- PROBLEM DESCRIPTION
Copy each line that holds "Highest".

- RECORD LIST
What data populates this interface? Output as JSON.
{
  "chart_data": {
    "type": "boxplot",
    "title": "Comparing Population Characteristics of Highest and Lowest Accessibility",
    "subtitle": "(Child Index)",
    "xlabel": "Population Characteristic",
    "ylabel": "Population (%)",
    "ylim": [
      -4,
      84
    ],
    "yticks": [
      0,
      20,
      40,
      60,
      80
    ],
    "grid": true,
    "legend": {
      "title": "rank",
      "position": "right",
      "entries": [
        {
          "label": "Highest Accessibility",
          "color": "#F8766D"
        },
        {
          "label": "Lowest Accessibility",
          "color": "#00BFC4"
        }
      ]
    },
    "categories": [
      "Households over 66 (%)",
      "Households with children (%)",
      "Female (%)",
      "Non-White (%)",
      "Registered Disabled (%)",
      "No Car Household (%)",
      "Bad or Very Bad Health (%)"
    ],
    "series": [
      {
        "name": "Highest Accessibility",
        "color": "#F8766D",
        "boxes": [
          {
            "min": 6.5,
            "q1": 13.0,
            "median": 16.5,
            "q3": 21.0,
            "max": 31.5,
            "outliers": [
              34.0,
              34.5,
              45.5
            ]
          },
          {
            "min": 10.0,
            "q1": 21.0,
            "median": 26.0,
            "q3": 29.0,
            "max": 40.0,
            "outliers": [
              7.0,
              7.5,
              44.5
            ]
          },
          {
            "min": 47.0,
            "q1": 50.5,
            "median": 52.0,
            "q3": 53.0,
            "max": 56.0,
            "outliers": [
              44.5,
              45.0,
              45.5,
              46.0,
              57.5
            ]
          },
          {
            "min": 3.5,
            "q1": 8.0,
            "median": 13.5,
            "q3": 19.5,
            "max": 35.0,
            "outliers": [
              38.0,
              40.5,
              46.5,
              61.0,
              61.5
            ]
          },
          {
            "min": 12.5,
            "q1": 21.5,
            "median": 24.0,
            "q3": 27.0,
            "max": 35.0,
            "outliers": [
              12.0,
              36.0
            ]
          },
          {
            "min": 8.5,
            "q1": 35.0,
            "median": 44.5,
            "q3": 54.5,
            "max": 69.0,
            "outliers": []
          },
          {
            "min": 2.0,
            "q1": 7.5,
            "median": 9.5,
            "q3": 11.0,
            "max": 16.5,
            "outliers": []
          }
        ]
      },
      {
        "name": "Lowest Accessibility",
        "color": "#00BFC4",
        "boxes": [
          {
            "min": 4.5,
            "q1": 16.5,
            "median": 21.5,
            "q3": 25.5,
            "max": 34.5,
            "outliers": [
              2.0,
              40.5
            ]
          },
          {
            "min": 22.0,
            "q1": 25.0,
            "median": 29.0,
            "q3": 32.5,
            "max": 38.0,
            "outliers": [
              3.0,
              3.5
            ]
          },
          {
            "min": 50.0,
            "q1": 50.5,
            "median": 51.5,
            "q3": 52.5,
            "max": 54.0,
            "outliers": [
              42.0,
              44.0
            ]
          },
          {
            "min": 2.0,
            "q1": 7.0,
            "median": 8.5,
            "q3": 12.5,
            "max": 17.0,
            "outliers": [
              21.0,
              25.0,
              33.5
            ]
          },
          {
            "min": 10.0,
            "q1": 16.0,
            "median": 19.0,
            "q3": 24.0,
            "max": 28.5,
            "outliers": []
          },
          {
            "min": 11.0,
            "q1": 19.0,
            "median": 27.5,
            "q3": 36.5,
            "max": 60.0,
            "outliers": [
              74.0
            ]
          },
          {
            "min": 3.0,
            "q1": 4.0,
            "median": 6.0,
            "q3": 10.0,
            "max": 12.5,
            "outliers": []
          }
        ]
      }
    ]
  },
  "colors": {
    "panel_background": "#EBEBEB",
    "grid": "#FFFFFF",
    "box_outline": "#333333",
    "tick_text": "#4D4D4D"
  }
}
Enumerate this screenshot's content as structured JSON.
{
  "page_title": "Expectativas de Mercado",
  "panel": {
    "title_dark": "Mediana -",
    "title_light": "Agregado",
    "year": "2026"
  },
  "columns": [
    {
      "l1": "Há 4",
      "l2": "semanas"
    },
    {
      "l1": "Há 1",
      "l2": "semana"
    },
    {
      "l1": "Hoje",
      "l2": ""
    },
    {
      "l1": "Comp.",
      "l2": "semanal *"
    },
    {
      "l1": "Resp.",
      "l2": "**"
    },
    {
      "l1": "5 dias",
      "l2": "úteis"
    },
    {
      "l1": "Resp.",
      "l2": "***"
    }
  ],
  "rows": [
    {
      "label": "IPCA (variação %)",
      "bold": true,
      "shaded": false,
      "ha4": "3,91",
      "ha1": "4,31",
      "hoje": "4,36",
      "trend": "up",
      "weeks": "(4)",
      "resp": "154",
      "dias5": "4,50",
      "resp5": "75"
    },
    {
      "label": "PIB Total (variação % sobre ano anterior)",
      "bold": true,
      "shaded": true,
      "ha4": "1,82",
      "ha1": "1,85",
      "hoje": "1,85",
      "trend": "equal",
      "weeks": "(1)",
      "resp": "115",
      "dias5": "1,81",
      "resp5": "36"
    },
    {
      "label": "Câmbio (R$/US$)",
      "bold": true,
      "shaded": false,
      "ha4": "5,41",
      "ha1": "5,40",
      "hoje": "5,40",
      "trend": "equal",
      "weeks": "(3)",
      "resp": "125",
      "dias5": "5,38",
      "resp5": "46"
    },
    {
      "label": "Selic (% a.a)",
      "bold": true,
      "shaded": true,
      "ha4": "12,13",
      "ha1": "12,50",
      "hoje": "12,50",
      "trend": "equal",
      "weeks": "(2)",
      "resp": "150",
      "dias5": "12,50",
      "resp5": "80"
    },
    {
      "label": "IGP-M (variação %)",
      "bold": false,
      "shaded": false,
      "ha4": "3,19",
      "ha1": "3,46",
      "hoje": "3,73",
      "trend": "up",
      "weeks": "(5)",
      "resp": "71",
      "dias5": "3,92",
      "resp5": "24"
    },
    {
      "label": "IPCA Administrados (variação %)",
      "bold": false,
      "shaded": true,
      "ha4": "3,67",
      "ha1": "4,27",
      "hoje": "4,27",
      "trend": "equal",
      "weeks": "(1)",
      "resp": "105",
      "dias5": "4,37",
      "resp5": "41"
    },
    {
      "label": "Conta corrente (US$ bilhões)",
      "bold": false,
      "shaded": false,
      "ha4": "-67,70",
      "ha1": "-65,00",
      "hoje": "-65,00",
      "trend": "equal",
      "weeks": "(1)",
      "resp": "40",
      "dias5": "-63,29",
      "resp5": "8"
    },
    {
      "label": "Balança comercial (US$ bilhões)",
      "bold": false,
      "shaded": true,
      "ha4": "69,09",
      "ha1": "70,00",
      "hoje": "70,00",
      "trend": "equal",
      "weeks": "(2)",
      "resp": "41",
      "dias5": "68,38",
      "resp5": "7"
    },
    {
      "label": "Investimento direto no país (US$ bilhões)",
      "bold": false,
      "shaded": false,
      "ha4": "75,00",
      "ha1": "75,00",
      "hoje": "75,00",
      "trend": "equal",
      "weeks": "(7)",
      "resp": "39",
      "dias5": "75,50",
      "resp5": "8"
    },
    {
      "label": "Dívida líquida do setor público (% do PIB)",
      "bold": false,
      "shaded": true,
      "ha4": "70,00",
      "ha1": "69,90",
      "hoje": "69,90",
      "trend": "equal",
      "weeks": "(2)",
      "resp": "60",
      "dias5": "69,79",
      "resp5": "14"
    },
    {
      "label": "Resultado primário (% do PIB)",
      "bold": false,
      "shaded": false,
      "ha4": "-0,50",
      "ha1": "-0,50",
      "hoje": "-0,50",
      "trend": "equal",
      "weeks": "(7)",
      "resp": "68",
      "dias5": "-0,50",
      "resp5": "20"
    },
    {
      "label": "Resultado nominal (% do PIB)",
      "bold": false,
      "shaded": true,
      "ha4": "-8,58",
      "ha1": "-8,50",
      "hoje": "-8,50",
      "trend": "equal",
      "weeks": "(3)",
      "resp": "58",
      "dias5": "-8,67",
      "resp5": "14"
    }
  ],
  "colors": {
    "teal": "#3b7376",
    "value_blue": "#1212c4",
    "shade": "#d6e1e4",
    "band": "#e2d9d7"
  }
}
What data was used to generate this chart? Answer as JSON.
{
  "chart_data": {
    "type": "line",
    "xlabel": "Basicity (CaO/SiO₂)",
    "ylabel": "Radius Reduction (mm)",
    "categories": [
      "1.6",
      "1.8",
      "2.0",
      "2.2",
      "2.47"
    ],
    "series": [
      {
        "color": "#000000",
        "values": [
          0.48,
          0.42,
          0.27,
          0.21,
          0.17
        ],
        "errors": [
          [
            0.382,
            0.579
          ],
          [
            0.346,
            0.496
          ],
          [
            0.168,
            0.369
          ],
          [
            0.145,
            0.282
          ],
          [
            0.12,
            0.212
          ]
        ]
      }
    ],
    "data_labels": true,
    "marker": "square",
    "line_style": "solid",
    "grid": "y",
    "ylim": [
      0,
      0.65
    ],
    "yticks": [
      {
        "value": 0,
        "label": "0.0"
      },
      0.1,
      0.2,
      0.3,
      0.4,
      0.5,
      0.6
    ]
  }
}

- SOLUTION TO THIS TASK
    "title": "Comparing Population Characteristics of Highest and Lowest Accessibility",
          "label": "Highest Accessibility",
        "name": "Highest Accessibility",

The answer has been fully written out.